■ Given request
Tally the lines of the data that include the word "JSON" and state the total, nothing else.

■ Dataset content
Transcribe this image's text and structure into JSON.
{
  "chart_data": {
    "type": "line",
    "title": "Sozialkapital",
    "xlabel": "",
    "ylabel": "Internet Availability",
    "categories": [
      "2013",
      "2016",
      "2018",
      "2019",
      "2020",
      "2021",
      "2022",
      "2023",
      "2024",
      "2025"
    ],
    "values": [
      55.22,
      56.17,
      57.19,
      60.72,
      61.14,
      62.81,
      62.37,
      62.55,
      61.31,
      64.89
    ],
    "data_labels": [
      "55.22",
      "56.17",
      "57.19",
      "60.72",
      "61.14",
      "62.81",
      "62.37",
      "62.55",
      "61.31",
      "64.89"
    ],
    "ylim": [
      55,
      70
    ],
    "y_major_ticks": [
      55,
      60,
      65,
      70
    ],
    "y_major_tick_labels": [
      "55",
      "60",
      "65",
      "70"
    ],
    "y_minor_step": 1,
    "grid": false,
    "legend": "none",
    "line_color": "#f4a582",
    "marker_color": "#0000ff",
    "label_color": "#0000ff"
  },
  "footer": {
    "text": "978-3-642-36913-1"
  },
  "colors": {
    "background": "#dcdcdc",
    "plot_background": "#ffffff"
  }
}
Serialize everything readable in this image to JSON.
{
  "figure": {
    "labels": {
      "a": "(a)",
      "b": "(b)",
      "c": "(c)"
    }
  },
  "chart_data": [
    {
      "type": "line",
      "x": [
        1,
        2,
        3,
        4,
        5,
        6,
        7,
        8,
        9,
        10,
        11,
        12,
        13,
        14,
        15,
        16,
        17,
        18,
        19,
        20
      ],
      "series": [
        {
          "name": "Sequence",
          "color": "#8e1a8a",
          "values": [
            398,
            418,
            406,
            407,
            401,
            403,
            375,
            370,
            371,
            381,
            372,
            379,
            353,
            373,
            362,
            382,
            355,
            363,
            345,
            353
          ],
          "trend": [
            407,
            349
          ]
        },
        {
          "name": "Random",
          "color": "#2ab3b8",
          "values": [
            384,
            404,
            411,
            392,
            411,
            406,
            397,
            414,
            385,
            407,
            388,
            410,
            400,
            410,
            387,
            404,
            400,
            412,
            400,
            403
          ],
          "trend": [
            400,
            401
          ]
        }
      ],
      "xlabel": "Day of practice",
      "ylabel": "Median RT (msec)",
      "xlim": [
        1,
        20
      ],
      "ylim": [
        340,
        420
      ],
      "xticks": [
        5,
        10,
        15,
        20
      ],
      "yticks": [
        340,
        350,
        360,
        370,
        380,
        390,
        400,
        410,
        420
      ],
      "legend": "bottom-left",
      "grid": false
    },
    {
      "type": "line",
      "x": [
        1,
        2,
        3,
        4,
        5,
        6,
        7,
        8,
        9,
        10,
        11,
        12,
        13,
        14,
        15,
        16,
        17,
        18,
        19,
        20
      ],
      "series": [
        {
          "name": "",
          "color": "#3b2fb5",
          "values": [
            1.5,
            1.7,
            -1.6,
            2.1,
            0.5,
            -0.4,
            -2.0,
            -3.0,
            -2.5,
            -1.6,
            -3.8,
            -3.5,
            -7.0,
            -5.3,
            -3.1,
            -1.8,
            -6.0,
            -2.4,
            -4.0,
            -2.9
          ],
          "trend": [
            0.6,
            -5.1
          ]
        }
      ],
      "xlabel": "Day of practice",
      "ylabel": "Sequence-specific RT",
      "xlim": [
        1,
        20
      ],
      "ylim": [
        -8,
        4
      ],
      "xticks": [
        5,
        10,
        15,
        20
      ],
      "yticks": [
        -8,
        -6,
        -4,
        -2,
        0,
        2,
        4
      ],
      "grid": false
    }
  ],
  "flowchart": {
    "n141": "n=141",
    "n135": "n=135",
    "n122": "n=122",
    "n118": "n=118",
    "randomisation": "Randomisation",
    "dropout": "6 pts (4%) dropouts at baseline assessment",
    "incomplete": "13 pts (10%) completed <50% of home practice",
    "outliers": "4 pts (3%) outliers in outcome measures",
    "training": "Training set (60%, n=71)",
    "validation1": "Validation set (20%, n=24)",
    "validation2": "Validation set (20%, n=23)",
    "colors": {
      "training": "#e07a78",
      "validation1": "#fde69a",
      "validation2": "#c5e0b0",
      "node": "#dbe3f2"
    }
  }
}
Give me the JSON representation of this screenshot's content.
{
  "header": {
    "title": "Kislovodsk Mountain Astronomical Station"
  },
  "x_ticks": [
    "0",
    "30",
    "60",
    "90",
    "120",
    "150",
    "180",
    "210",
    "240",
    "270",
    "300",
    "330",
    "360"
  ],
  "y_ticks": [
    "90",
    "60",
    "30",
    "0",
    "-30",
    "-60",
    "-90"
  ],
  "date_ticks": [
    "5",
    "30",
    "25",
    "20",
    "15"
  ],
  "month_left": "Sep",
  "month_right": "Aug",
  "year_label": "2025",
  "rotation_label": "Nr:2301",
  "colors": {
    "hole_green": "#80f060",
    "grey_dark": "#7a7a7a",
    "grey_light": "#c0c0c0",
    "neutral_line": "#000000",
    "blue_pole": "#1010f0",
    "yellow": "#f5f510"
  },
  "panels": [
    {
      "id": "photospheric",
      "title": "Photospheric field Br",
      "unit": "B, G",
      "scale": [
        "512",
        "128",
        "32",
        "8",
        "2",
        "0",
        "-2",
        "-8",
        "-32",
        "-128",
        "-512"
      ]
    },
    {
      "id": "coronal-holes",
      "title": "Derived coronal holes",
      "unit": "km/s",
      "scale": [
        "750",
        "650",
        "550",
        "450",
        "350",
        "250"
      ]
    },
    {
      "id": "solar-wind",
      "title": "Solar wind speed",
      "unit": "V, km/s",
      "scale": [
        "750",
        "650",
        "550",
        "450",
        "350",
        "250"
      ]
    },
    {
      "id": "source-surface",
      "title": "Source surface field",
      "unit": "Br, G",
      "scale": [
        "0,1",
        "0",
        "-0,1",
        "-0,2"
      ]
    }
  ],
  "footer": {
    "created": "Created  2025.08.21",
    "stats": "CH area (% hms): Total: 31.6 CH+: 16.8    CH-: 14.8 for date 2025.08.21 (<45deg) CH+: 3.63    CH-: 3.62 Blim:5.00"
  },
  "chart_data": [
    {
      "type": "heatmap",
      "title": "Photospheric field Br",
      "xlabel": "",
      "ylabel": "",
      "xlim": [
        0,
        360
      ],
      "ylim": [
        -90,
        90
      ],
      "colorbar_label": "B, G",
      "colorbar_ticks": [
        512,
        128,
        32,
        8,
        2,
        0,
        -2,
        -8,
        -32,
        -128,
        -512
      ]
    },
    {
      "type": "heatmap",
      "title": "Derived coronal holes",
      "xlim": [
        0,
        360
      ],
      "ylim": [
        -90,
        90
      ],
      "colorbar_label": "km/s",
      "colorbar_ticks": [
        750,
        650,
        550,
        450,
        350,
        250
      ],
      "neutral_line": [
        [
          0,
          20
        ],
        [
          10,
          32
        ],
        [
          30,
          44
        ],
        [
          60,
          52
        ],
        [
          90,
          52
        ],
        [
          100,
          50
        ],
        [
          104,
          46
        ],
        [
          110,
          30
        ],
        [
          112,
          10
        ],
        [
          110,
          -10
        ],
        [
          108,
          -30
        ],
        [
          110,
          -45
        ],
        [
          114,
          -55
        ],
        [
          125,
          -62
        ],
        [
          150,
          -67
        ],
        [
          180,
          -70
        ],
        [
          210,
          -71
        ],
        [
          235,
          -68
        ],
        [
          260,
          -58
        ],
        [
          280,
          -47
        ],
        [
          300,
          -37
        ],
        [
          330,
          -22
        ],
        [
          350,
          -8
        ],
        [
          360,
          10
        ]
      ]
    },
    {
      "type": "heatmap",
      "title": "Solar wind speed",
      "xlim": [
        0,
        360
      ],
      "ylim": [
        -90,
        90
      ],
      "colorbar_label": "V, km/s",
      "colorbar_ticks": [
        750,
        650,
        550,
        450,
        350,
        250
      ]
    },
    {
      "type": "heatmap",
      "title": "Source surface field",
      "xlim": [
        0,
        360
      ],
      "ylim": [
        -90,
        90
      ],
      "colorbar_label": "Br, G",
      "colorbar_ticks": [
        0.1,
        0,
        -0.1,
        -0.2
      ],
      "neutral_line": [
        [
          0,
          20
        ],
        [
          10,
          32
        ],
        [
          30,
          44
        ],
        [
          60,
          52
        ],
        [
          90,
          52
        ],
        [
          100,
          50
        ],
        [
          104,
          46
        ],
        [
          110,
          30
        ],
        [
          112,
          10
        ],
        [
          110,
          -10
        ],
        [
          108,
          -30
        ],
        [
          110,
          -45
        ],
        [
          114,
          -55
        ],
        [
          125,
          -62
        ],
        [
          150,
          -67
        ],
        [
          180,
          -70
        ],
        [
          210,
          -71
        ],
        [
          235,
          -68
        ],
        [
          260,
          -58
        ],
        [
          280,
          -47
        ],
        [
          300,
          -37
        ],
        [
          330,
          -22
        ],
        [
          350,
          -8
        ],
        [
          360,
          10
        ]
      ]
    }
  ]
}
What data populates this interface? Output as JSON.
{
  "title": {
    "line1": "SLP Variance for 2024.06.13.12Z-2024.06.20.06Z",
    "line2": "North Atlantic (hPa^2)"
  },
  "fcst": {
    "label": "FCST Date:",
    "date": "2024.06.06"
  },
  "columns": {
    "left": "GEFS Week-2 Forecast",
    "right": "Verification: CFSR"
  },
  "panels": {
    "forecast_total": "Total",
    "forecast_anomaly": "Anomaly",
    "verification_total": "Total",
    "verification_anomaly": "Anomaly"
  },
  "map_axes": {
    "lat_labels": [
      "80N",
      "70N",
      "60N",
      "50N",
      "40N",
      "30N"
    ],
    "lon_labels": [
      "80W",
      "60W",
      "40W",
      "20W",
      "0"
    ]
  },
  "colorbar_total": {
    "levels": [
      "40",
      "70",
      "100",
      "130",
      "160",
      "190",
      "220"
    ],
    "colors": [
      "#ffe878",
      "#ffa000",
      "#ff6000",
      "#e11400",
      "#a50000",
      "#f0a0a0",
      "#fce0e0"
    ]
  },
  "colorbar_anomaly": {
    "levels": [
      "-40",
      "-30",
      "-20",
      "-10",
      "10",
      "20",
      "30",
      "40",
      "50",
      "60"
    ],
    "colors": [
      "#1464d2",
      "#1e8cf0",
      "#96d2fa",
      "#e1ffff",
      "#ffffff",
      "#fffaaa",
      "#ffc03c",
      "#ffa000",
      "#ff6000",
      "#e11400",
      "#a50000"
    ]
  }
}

■ Problem solution
4